* Rows
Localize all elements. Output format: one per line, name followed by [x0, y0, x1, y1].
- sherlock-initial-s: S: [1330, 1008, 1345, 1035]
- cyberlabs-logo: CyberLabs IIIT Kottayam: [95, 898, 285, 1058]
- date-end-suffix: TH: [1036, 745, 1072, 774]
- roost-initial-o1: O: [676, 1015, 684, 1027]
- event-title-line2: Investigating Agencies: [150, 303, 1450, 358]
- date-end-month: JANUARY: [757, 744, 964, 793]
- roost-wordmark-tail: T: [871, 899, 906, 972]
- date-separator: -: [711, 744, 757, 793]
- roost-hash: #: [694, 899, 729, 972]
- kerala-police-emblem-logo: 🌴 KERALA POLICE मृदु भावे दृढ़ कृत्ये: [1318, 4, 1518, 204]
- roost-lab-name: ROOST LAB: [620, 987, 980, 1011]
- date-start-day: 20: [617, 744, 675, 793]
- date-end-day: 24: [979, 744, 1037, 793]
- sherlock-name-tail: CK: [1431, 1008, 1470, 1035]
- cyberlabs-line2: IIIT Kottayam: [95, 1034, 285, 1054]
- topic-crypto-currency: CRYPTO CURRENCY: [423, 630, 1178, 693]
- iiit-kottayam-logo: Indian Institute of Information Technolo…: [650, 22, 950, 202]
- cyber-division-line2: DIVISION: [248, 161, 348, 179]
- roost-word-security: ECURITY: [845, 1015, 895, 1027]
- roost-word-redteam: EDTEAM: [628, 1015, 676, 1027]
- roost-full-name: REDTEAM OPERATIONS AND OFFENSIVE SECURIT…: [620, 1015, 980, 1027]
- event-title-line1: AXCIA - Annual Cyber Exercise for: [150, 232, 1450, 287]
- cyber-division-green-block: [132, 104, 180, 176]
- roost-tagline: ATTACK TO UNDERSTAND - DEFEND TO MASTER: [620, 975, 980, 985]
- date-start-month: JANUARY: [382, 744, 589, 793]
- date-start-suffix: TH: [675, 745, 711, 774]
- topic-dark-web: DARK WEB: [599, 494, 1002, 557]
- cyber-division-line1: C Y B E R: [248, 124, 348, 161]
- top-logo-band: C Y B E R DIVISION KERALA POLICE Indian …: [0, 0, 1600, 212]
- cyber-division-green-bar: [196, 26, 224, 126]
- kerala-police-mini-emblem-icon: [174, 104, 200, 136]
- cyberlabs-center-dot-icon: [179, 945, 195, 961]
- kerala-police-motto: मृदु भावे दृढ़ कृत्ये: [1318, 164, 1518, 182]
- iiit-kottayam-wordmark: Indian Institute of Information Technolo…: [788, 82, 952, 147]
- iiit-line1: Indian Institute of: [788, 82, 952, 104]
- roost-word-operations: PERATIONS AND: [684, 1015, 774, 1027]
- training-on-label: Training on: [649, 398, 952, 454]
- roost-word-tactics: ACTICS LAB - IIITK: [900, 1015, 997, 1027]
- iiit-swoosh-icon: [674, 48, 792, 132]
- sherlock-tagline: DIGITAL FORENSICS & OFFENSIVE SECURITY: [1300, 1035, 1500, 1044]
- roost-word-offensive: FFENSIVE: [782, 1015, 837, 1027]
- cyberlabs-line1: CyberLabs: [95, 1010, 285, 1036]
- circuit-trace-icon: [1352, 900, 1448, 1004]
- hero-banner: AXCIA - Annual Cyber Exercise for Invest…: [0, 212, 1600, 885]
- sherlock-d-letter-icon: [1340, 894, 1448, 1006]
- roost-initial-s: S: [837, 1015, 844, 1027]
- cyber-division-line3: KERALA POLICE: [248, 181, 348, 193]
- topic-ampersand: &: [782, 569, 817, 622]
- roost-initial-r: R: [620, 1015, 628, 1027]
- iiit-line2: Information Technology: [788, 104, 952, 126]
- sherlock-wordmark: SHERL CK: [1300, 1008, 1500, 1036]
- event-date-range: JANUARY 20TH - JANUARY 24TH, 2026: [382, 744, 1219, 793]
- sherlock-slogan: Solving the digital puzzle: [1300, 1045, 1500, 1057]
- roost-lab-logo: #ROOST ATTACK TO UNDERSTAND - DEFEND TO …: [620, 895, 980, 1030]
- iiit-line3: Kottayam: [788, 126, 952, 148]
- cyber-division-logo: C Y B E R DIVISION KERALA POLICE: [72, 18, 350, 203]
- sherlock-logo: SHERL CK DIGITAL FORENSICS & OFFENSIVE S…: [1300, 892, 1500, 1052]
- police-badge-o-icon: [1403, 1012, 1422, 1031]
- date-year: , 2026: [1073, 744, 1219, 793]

* Problem to work on
Put every line of the items above into a JSON list of strings, one string per line, and leave out any blank lines.

* Final result
[
  "Localize all elements. Output format: one per line, name followed by [x0, y0, x1, y1].",
  "- sherlock-initial-s: S: [1330, 1008, 1345, 1035]",
  "- cyberlabs-logo: CyberLabs IIIT Kottayam: [95, 898, 285, 1058]",
  "- date-end-suffix: TH: [1036, 745, 1072, 774]",
  "- roost-initial-o1: O: [676, 1015, 684, 1027]",
  "- event-title-line2: Investigating Agencies: [150, 303, 1450, 358]",
  "- date-end-month: JANUARY: [757, 744, 964, 793]",
  "- roost-wordmark-tail: T: [871, 899, 906, 972]",
  "- date-separator: -: [711, 744, 757, 793]",
  "- roost-hash: #: [694, 899, 729, 972]",
  "- kerala-police-emblem-logo: 🌴 KERALA POLICE मृदु भावे दृढ़ कृत्ये: [1318, 4, 1518, 204]",
  "- roost-lab-name: ROOST LAB: [620, 987, 980, 1011]",
  "- date-start-day: 20: [617, 744, 675, 793]",
  "- date-end-day: 24: [979, 744, 1037, 793]",
  "- sherlock-name-tail: CK: [1431, 1008, 1470, 1035]",
  "- cyberlabs-line2: IIIT Kottayam: [95, 1034, 285, 1054]",
  "- topic-crypto-currency: CRYPTO CURRENCY: [423, 630, 1178, 693]",
  "- iiit-kottayam-logo: Indian Institute of Information Technolo…: [650, 22, 950, 202]",
  "- cyber-division-line2: DIVISION: [248, 161, 348, 179]",
  "- roost-word-security: ECURITY: [845, 1015, 895, 1027]",
  "- roost-word-redteam: EDTEAM: [628, 1015, 676, 1027]",
  "- roost-full-name: REDTEAM OPERATIONS AND OFFENSIVE SECURIT…: [620, 1015, 980, 1027]",
  "- event-title-line1: AXCIA - Annual Cyber Exercise for: [150, 232, 1450, 287]",
  "- cyber-division-green-block: [132, 104, 180, 176]",
  "- roost-tagline: ATTACK TO UNDERSTAND - DEFEND TO MASTER: [620, 975, 980, 985]",
  "- date-start-month: JANUARY: [382, 744, 589, 793]",
  "- date-start-suffix: TH: [675, 745, 711, 774]",
  "- topic-dark-web: DARK WEB: [599, 494, 1002, 557]",
  "- cyber-division-line1: C Y B E R: [248, 124, 348, 161]",
  "- top-logo-band: C Y B E R DIVISION KERALA POLICE Indian …: [0, 0, 1600, 212]",
  "- cyber-division-green-bar: [196, 26, 224, 126]",
  "- kerala-police-mini-emblem-icon: [174, 104, 200, 136]",
  "- cyberlabs-center-dot-icon: [179, 945, 195, 961]",
  "- kerala-police-motto: मृदु भावे दृढ़ कृत्ये: [1318, 164, 1518, 182]",
  "- iiit-kottayam-wordmark: Indian Institute of Information Technolo…: [788, 82, 952, 147]",
  "- iiit-line1: Indian Institute of: [788, 82, 952, 104]",
  "- roost-word-operations: PERATIONS AND: [684, 1015, 774, 1027]",
  "- training-on-label: Training on: [649, 398, 952, 454]",
  "- roost-word-tactics: ACTICS LAB - IIITK: [900, 1015, 997, 1027]",
  "- iiit-swoosh-icon: [674, 48, 792, 132]",
  "- sherlock-tagline: DIGITAL FORENSICS & OFFENSIVE SECURITY: [1300, 1035, 1500, 1044]",
  "- roost-word-offensive: FFENSIVE: [782, 1015, 837, 1027]",
  "- cyberlabs-line1: CyberLabs: [95, 1010, 285, 1036]",
  "- circuit-trace-icon: [1352, 900, 1448, 1004]",
  "- hero-banner: AXCIA - Annual Cyber Exercise for Invest…: [0, 212, 1600, 885]",
  "- sherlock-d-letter-icon: [1340, 894, 1448, 1006]",
  "- roost-initial-s: S: [837, 1015, 844, 1027]",
  "- cyber-division-line3: KERALA POLICE: [248, 181, 348, 193]",
  "- topic-ampersand: &: [782, 569, 817, 622]",
  "- roost-initial-r: R: [620, 1015, 628, 1027]",
  "- iiit-line2: Information Technology: [788, 104, 952, 126]",
  "- sherlock-wordmark: SHERL CK: [1300, 1008, 1500, 1036]",
  "- event-date-range: JANUARY 20TH - JANUARY 24TH, 2026: [382, 744, 1219, 793]",
  "- sherlock-slogan: Solving the digital puzzle: [1300, 1045, 1500, 1057]",
  "- roost-lab-logo: #ROOST ATTACK TO UNDERSTAND - DEFEND TO …: [620, 895, 980, 1030]",
  "- iiit-line3: Kottayam: [788, 126, 952, 148]",
  "- cyber-division-logo: C Y B E R DIVISION KERALA POLICE: [72, 18, 350, 203]",
  "- sherlock-logo: SHERL CK DIGITAL FORENSICS & OFFENSIVE S…: [1300, 892, 1500, 1052]",
  "- police-badge-o-icon: [1403, 1012, 1422, 1031]",
  "- date-year: , 2026: [1073, 744, 1219, 793]"
]